→ **DIRECTION**
Find every line below that contains the word "看来轻仓这货是正确的" and copy it out.

━━━ RECORDS TO USE ━━━

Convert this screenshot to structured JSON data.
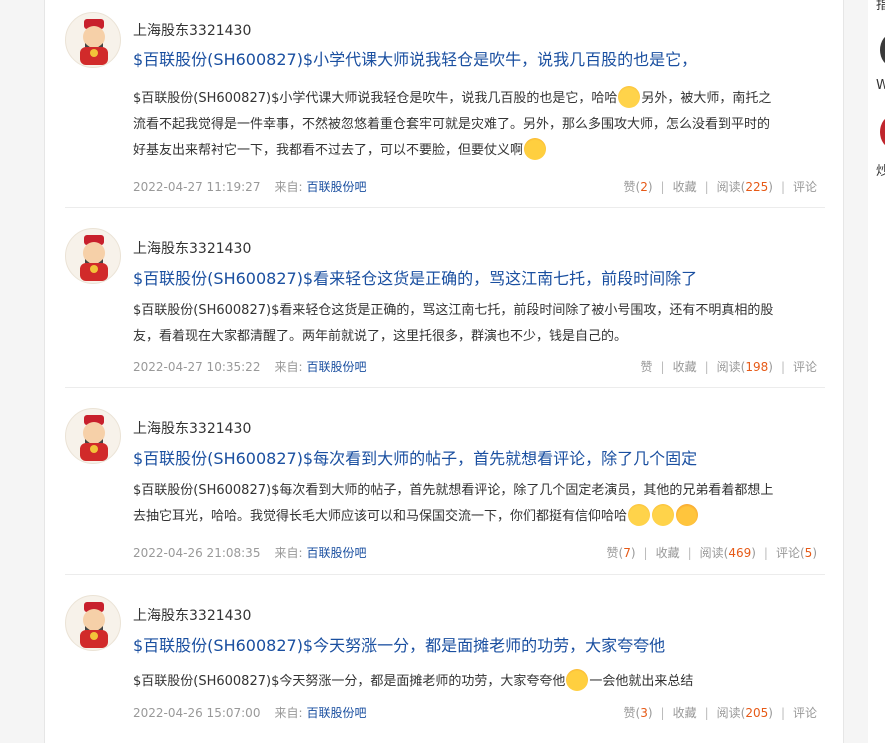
{
  "sidebar": {
    "items": [
      {
        "label": "指"
      },
      {
        "label": "W"
      },
      {
        "label": "炒"
      }
    ]
  },
  "labels": {
    "from": "来自:",
    "like": "赞",
    "collect": "收藏",
    "read": "阅读",
    "comment": "评论"
  },
  "posts": [
    {
      "username": "上海股东3321430",
      "title": "$百联股份(SH600827)$小学代课大师说我轻仓是吹牛，说我几百股的也是它，",
      "body_line1": "$百联股份(SH600827)$小学代课大师说我轻仓是吹牛，说我几百股的也是它，哈哈",
      "body_line1b": "另外，被大师，南托之",
      "body_line2": "流看不起我觉得是一件幸事，不然被忽悠着重仓套牢可就是灾难了。另外，那么多围攻大师，怎么没看到平时的",
      "body_line3": "好基友出来帮衬它一下，我都看不过去了，可以不要脸，但要仗义啊",
      "time": "2022-04-27 11:19:27",
      "source": "百联股份吧",
      "likes": "2",
      "reads": "225",
      "comments": ""
    },
    {
      "username": "上海股东3321430",
      "title": "$百联股份(SH600827)$看来轻仓这货是正确的，骂这江南七托，前段时间除了",
      "body_line1": "$百联股份(SH600827)$看来轻仓这货是正确的，骂这江南七托，前段时间除了被小号围攻，还有不明真相的股",
      "body_line2": "友，看着现在大家都清醒了。两年前就说了，这里托很多，群演也不少，钱是自己的。",
      "time": "2022-04-27 10:35:22",
      "source": "百联股份吧",
      "likes": "",
      "reads": "198",
      "comments": ""
    },
    {
      "username": "上海股东3321430",
      "title": "$百联股份(SH600827)$每次看到大师的帖子，首先就想看评论，除了几个固定",
      "body_line1": "$百联股份(SH600827)$每次看到大师的帖子，首先就想看评论，除了几个固定老演员，其他的兄弟看着都想上",
      "body_line2": "去抽它耳光，哈哈。我觉得长毛大师应该可以和马保国交流一下，你们都挺有信仰哈哈",
      "time": "2022-04-26 21:08:35",
      "source": "百联股份吧",
      "likes": "7",
      "reads": "469",
      "comments": "5"
    },
    {
      "username": "上海股东3321430",
      "title": "$百联股份(SH600827)$今天努涨一分，都是面摊老师的功劳，大家夸夸他",
      "body_line1": "$百联股份(SH600827)$今天努涨一分，都是面摊老师的功劳，大家夸夸他",
      "body_line1b": "一会他就出来总结",
      "time": "2022-04-26 15:07:00",
      "source": "百联股份吧",
      "likes": "3",
      "reads": "205",
      "comments": ""
    }
  ],
  "icons": {
    "avatar": "caishen-avatar-icon",
    "emoji_laugh": "laugh-tears-emoji-icon",
    "emoji_wink": "wink-emoji-icon",
    "emoji_grin": "grin-emoji-icon",
    "emoji_hug": "blush-emoji-icon"
  }
}
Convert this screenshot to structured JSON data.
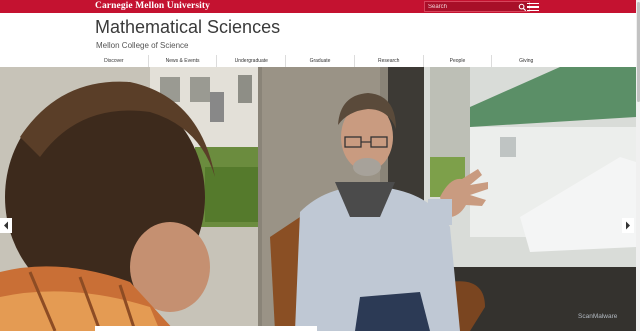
{
  "header": {
    "brand": "Carnegie Mellon University",
    "search_placeholder": "Search",
    "site_title": "Mathematical Sciences",
    "site_subtitle": "Mellon College of Science"
  },
  "nav": {
    "items": [
      {
        "label": "Discover"
      },
      {
        "label": "News & Events"
      },
      {
        "label": "Undergraduate"
      },
      {
        "label": "Graduate"
      },
      {
        "label": "Research"
      },
      {
        "label": "People"
      },
      {
        "label": "Giving"
      }
    ]
  },
  "hero": {
    "watermark": "ScanMalware"
  },
  "colors": {
    "brand_red": "#c41230",
    "text_dark": "#3a3a3a"
  },
  "icons": [
    "search-icon",
    "menu-icon",
    "chevron-left-icon",
    "chevron-right-icon"
  ]
}
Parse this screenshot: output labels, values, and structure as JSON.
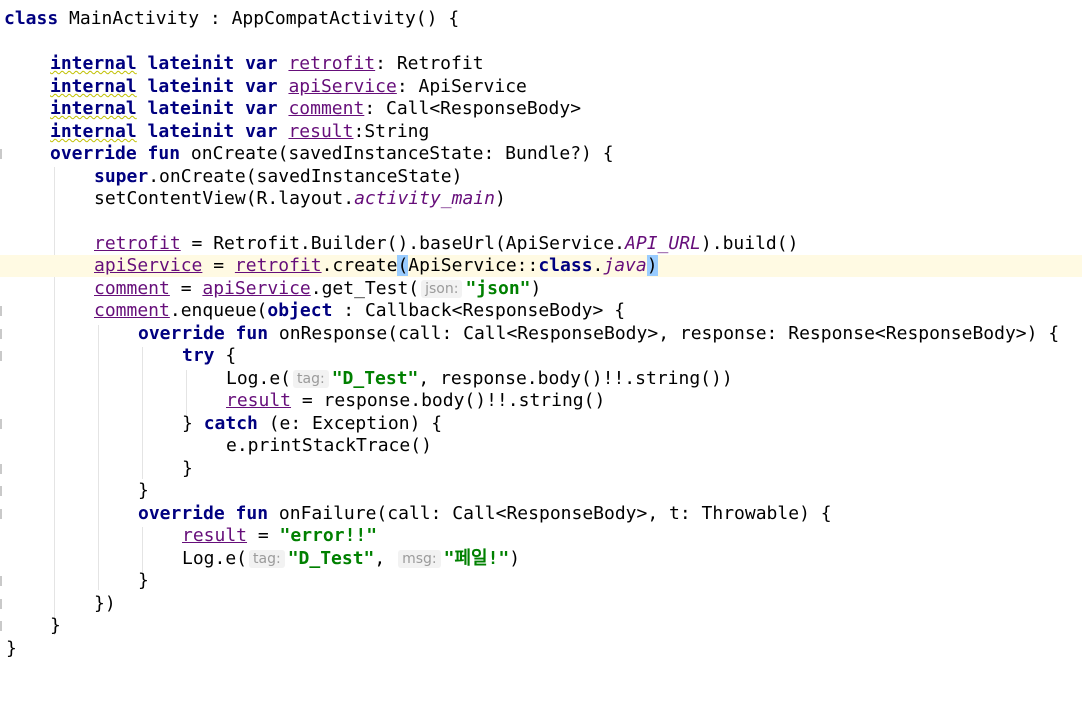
{
  "code": {
    "class_decl": "class MainActivity : AppCompatActivity() {",
    "kw_internal": "internal",
    "kw_lateinit": "lateinit",
    "kw_var": "var",
    "kw_override": "override",
    "kw_fun": "fun",
    "kw_super": "super",
    "kw_object": "object",
    "kw_try": "try",
    "kw_catch": "catch",
    "kw_class": "class",
    "prop_retrofit": "retrofit",
    "prop_apiService": "apiService",
    "prop_comment": "comment",
    "prop_result": "result",
    "type_retrofit": ": Retrofit",
    "type_apiService": ": ApiService",
    "type_comment": ": Call<ResponseBody>",
    "type_result": ":String",
    "oncreate_sig": " onCreate(savedInstanceState: Bundle?) {",
    "super_call": ".onCreate(savedInstanceState)",
    "setcontent_pre": "setContentView(R.layout.",
    "setcontent_res": "activity_main",
    "setcontent_post": ")",
    "retrofit_pre": " = Retrofit.Builder().baseUrl(ApiService.",
    "api_url": "API_URL",
    "retrofit_post": ").build()",
    "eq": " = ",
    "create_pre": ".create",
    "create_open": "(",
    "create_mid": "ApiService::",
    "create_java": "java",
    "create_close": ")",
    "dot": ".",
    "get_test": ".get_Test(",
    "hint_json": "json:",
    "str_json": "\"json\"",
    "close_paren": ")",
    "enqueue_pre": ".enqueue(",
    "enqueue_post": " : Callback<ResponseBody> {",
    "onresponse_sig": " onResponse(call: Call<ResponseBody>, response: Response<ResponseBody>) {",
    "open_brace": " {",
    "loge": "Log.e(",
    "hint_tag": "tag:",
    "hint_msg": "msg:",
    "str_dtest": "\"D_Test\"",
    "loge_body": ", response.body()!!.string())",
    "result_body": " = response.body()!!.string()",
    "catch_pre": "} ",
    "catch_post": " (e: Exception) {",
    "print_stack": "e.printStackTrace()",
    "rbrace": "}",
    "onfailure_sig": " onFailure(call: Call<ResponseBody>, t: Throwable) {",
    "str_error": "\"error!!\"",
    "comma": ", ",
    "str_fail": "\"페일!\"",
    "close_obj": "})"
  },
  "colors": {
    "keyword": "#000080",
    "string": "#008000",
    "property": "#660e7a",
    "hint_text": "#9b9b9b",
    "current_line": "#fffae3",
    "brace_highlight": "#99ccff"
  }
}
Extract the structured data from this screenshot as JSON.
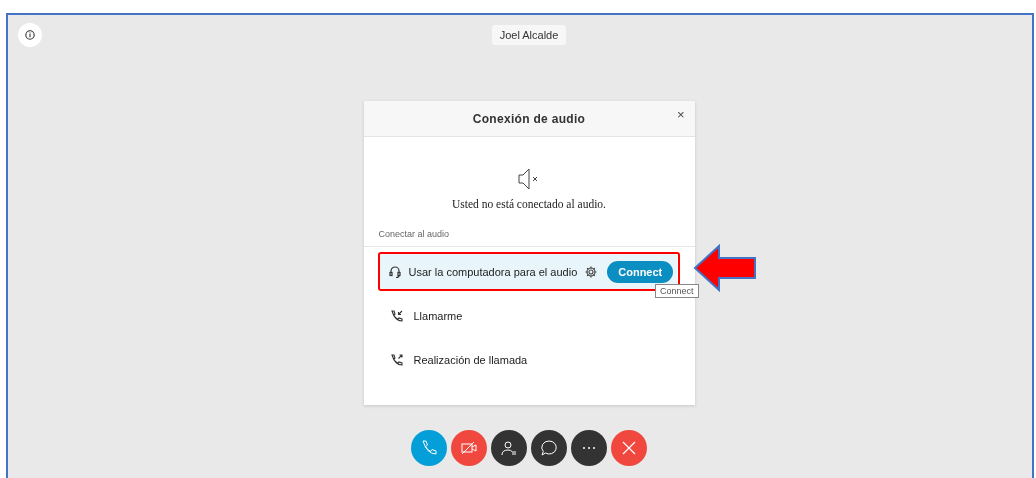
{
  "participant": {
    "name": "Joel Alcalde"
  },
  "dialog": {
    "title": "Conexión de audio",
    "close": "×",
    "status": "Usted no está conectado al audio.",
    "section_label": "Conectar al audio",
    "options": [
      {
        "kind": "computer",
        "label": "Usar la computadora para el audio",
        "selected": true,
        "button": "Connect",
        "tooltip": "Connect"
      },
      {
        "kind": "callme",
        "label": "Llamarme",
        "selected": false
      },
      {
        "kind": "callin",
        "label": "Realización de llamada",
        "selected": false
      }
    ]
  },
  "controls": [
    {
      "kind": "phone",
      "color": "#049fd9"
    },
    {
      "kind": "video",
      "color": "#f0483e"
    },
    {
      "kind": "participants",
      "color": "#333333"
    },
    {
      "kind": "chat",
      "color": "#333333"
    },
    {
      "kind": "more",
      "color": "#333333"
    },
    {
      "kind": "leave",
      "color": "#f0483e"
    }
  ]
}
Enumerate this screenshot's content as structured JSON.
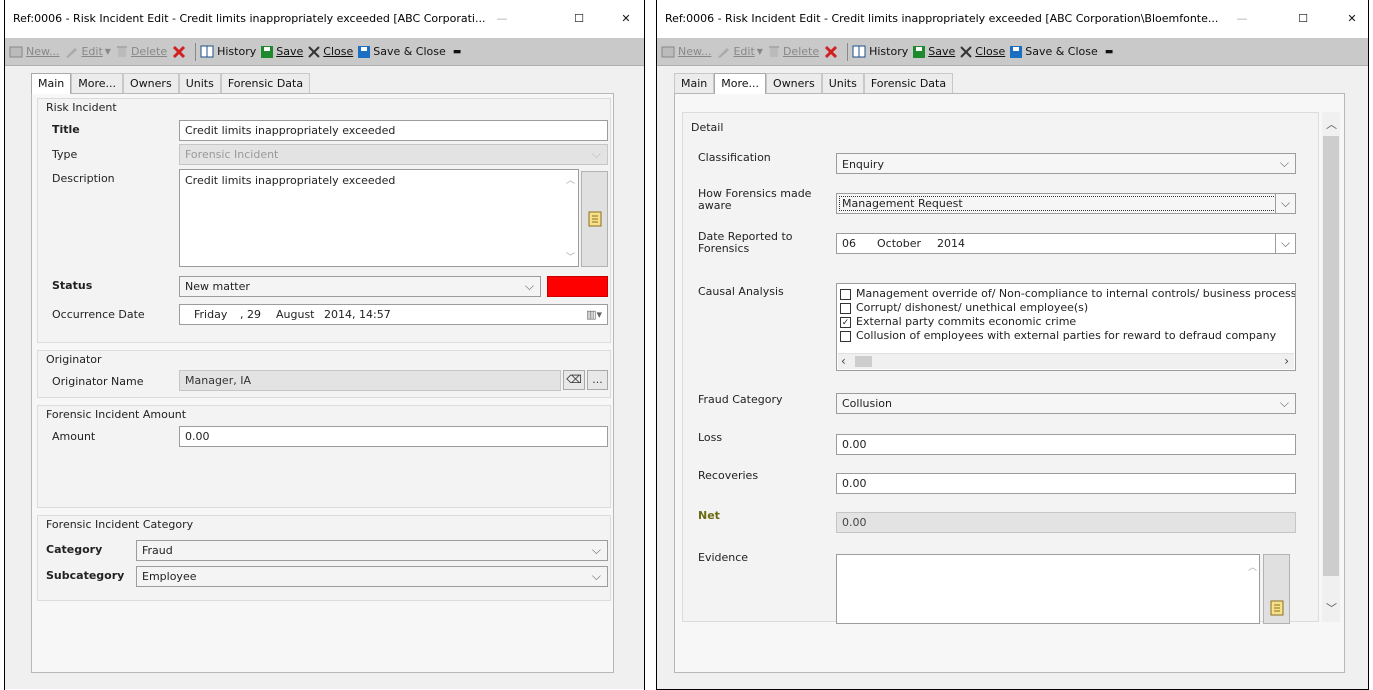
{
  "left_window": {
    "title": "Ref:0006 - Risk Incident Edit - Credit limits inappropriately exceeded [ABC Corporati...",
    "toolbar": {
      "new": "New...",
      "edit": "Edit",
      "delete": "Delete",
      "history": "History",
      "save": "Save",
      "close": "Close",
      "save_close": "Save & Close"
    },
    "tabs": [
      "Main",
      "More...",
      "Owners",
      "Units",
      "Forensic Data"
    ],
    "active_tab": "Main",
    "risk_incident": {
      "group_title": "Risk Incident",
      "title_label": "Title",
      "title_value": "Credit limits inappropriately exceeded",
      "type_label": "Type",
      "type_value": "Forensic Incident",
      "description_label": "Description",
      "description_value": "Credit limits inappropriately exceeded",
      "status_label": "Status",
      "status_value": "New matter",
      "status_color": "#ff0000",
      "occurrence_label": "Occurrence Date",
      "occurrence_day": "Friday",
      "occurrence_date": ", 29",
      "occurrence_month": "August",
      "occurrence_year_time": "2014, 14:57"
    },
    "originator": {
      "group_title": "Originator",
      "name_label": "Originator Name",
      "name_value": "Manager, IA",
      "browse_label": "..."
    },
    "amount": {
      "group_title": "Forensic Incident Amount",
      "label": "Amount",
      "value": "0.00"
    },
    "category": {
      "group_title": "Forensic Incident Category",
      "category_label": "Category",
      "category_value": "Fraud",
      "subcategory_label": "Subcategory",
      "subcategory_value": "Employee"
    }
  },
  "right_window": {
    "title": "Ref:0006 - Risk Incident Edit - Credit limits inappropriately exceeded [ABC Corporation\\Bloemfonte...",
    "toolbar": {
      "new": "New...",
      "edit": "Edit",
      "delete": "Delete",
      "history": "History",
      "save": "Save",
      "close": "Close",
      "save_close": "Save & Close"
    },
    "tabs": [
      "Main",
      "More...",
      "Owners",
      "Units",
      "Forensic Data"
    ],
    "active_tab": "More...",
    "detail": {
      "group_title": "Detail",
      "classification_label": "Classification",
      "classification_value": "Enquiry",
      "aware_label": "How Forensics made aware",
      "aware_value": "Management Request",
      "date_reported_label": "Date Reported to Forensics",
      "date_reported_day": "06",
      "date_reported_month": "October",
      "date_reported_year": "2014",
      "causal_label": "Causal Analysis",
      "causal_items": [
        {
          "label": "Management override of/ Non-compliance to internal controls/ business processes",
          "checked": false
        },
        {
          "label": "Corrupt/ dishonest/ unethical employee(s)",
          "checked": false
        },
        {
          "label": "External party commits economic crime",
          "checked": true
        },
        {
          "label": "Collusion of employees with external parties for reward to defraud company",
          "checked": false
        }
      ],
      "fraud_category_label": "Fraud Category",
      "fraud_category_value": "Collusion",
      "loss_label": "Loss",
      "loss_value": "0.00",
      "recoveries_label": "Recoveries",
      "recoveries_value": "0.00",
      "net_label": "Net",
      "net_value": "0.00",
      "evidence_label": "Evidence",
      "evidence_value": ""
    }
  },
  "icons": {
    "window_controls": [
      "minimize-icon",
      "maximize-icon",
      "close-icon"
    ],
    "toolbar": [
      "new-icon",
      "edit-pencil-icon",
      "delete-trash-icon",
      "delete-x-icon",
      "history-book-icon",
      "save-disk-icon",
      "close-x-icon",
      "save-close-disk-icon"
    ]
  },
  "colors": {
    "toolbar_bg": "#c9c9c9",
    "delete_x": "#d21f1f",
    "save_disk": "#1b6fc2",
    "status_swatch": "#ff0000",
    "net_label": "#6b6b10"
  }
}
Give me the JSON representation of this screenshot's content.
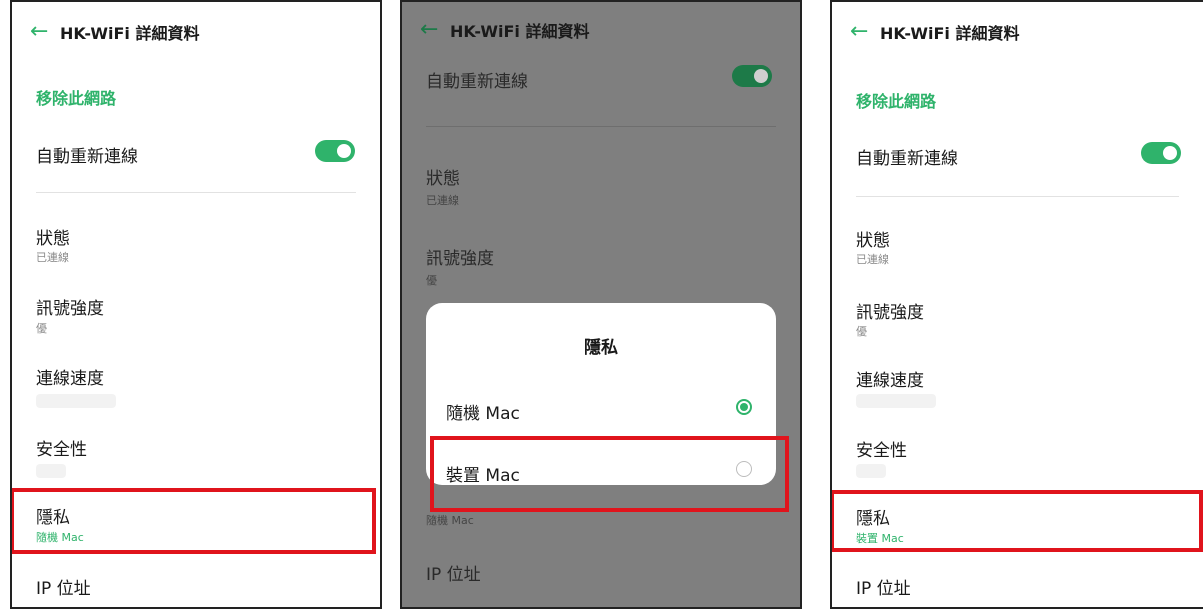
{
  "screen_title": "HK-WiFi 詳細資料",
  "remove_network": "移除此網路",
  "auto_reconnect": "自動重新連線",
  "status": {
    "label": "狀態",
    "value": "已連線"
  },
  "signal": {
    "label": "訊號強度",
    "value": "優"
  },
  "speed": {
    "label": "連線速度"
  },
  "security": {
    "label": "安全性"
  },
  "privacy": {
    "label": "隱私",
    "value_before": "隨機 Mac",
    "value_after": "裝置 Mac"
  },
  "ip": {
    "label": "IP 位址"
  },
  "dialog": {
    "title": "隱私",
    "options": [
      "隨機 Mac",
      "裝置 Mac"
    ],
    "selected_index": 0
  },
  "colors": {
    "accent": "#2fb36b",
    "highlight": "#e0141c"
  },
  "icons": {
    "back": "arrow-left-icon"
  }
}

━━━

→ **RESULT FOR THIS EXERCISE**
      "title": "$百联股份(SH600827)$看来轻仓这货是正确的，骂这江南七托，前段时间除了",
      "body_line1": "$百联股份(SH600827)$看来轻仓这货是正确的，骂这江南七托，前段时间除了被小号围攻，还有不明真相的股",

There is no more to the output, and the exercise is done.